> **EXERCISE DIRECTIONS**:
Repeat the records below exactly.

> **Records from a data collection**:

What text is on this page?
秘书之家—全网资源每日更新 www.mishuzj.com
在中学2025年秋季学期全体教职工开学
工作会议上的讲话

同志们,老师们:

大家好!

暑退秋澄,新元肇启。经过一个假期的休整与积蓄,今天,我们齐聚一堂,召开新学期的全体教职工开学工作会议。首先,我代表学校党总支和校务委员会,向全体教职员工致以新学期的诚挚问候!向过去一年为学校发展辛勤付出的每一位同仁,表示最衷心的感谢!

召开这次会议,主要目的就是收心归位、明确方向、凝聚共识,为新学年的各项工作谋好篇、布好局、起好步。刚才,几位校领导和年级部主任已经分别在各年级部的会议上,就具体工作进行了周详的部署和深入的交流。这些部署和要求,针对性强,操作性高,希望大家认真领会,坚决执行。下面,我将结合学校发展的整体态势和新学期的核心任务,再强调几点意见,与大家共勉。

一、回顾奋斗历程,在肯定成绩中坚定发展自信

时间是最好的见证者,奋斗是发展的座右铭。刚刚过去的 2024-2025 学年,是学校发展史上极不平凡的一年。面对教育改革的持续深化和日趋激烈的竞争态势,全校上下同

> **RESPONSE FOR THIS EXERCISE**:
What text is on this page?
秘书之家—全网资源每日更新 www.mishuzj.com
在中学2025年秋季学期全体教职工开学
工作会议上的讲话

同志们,老师们:

大家好!

暑退秋澄,新元肇启。经过一个假期的休整与积蓄,今天,我们齐聚一堂,召开新学期的全体教职工开学工作会议。首先,我代表学校党总支和校务委员会,向全体教职员工致以新学期的诚挚问候!向过去一年为学校发展辛勤付出的每一位同仁,表示最衷心的感谢!

召开这次会议,主要目的就是收心归位、明确方向、凝聚共识,为新学年的各项工作谋好篇、布好局、起好步。刚才,几位校领导和年级部主任已经分别在各年级部的会议上,就具体工作进行了周详的部署和深入的交流。这些部署和要求,针对性强,操作性高,希望大家认真领会,坚决执行。下面,我将结合学校发展的整体态势和新学期的核心任务,再强调几点意见,与大家共勉。

一、回顾奋斗历程,在肯定成绩中坚定发展自信

时间是最好的见证者,奋斗是发展的座右铭。刚刚过去的 2024-2025 学年,是学校发展史上极不平凡的一年。面对教育改革的持续深化和日趋激烈的竞争态势,全校上下同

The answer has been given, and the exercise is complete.